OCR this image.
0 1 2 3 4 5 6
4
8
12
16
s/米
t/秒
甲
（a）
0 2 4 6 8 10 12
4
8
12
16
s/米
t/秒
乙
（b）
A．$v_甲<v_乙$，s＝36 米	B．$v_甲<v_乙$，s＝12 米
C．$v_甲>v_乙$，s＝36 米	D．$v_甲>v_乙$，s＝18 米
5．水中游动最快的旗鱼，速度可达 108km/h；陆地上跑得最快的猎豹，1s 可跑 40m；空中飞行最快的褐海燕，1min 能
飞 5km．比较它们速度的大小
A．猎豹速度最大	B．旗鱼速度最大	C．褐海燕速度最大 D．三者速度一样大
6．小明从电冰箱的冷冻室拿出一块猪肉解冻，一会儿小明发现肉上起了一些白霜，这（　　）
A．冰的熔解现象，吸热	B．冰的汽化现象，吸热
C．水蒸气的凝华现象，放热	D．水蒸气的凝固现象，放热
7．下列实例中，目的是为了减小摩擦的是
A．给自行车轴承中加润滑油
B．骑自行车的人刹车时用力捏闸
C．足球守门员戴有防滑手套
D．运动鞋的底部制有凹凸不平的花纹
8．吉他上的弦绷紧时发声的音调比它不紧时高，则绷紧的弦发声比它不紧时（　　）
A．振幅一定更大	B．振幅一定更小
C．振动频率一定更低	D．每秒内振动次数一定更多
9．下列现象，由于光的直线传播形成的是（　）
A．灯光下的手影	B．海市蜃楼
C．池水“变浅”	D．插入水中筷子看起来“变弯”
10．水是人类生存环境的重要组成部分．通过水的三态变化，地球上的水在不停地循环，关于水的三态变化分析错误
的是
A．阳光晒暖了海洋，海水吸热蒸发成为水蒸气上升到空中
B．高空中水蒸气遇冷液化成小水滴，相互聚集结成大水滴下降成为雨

---

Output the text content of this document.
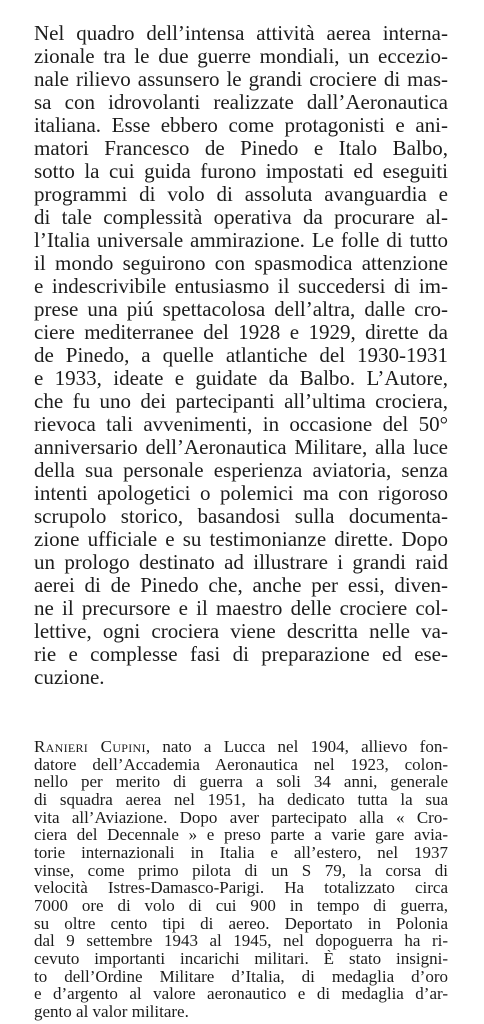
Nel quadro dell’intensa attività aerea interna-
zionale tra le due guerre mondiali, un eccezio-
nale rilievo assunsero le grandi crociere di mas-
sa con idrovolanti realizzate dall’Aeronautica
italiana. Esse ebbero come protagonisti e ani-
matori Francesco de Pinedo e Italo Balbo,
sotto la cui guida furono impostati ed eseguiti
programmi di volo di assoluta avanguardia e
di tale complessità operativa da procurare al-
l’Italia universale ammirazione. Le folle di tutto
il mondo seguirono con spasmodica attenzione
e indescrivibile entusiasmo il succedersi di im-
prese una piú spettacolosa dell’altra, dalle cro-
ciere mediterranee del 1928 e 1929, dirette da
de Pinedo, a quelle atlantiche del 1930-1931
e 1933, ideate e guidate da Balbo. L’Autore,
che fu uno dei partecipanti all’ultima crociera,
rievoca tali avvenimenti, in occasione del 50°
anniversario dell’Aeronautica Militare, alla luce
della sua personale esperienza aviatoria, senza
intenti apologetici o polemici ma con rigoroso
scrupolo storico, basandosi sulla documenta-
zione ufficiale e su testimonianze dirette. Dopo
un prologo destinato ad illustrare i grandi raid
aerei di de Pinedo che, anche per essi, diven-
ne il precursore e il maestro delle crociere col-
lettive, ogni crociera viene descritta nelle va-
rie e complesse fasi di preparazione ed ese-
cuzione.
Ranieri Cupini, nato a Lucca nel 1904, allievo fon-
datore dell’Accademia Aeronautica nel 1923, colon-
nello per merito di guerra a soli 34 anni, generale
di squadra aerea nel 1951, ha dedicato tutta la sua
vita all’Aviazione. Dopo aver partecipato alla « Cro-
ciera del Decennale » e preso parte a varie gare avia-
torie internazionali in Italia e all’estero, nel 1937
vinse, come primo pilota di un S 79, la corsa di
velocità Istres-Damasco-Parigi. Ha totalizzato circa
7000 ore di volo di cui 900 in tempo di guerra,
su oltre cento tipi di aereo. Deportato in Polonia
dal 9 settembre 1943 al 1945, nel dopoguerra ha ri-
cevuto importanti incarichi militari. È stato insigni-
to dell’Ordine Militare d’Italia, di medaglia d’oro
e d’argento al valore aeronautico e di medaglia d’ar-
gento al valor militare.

* * *

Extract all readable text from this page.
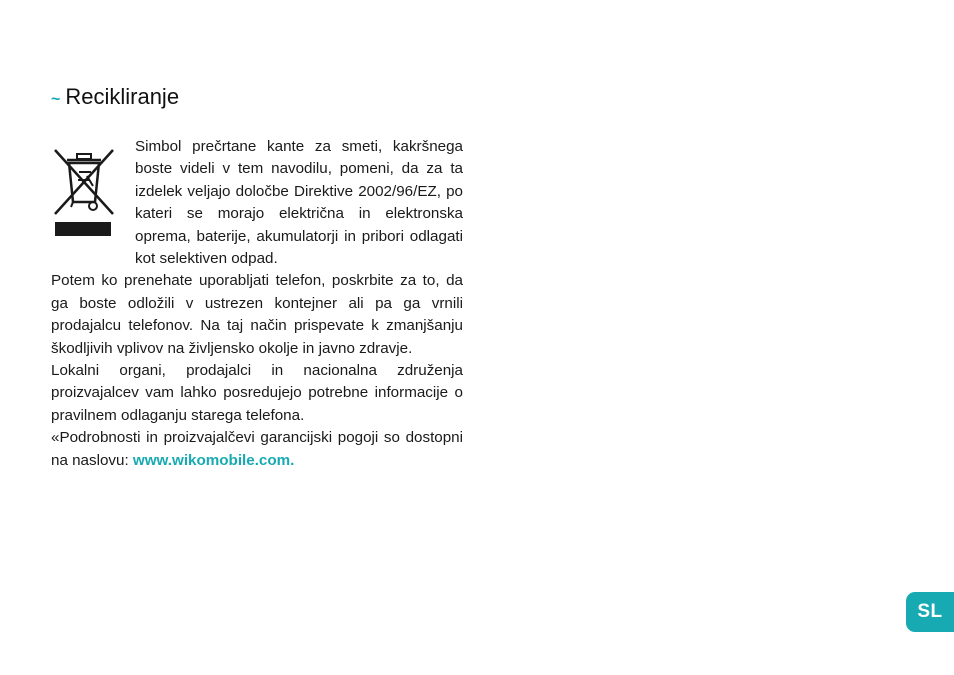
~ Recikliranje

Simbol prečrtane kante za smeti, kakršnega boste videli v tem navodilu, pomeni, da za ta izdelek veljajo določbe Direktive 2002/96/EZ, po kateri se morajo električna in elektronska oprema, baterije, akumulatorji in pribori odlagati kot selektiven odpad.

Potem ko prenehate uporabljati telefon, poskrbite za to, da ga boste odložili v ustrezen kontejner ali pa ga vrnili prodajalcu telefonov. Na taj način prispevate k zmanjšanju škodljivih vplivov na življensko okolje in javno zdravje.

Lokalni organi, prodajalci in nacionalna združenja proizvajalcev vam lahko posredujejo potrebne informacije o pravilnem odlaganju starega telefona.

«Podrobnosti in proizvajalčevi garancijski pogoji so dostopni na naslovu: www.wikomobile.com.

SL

> [TASK DETAILS]
Identify the lines that hold the word "Pinedo". Copy every one of them.

> [RESPONSE]
matori Francesco de Pinedo e Italo Balbo,
de Pinedo, a quelle atlantiche del 1930-1931
aerei di de Pinedo che, anche per essi, diven-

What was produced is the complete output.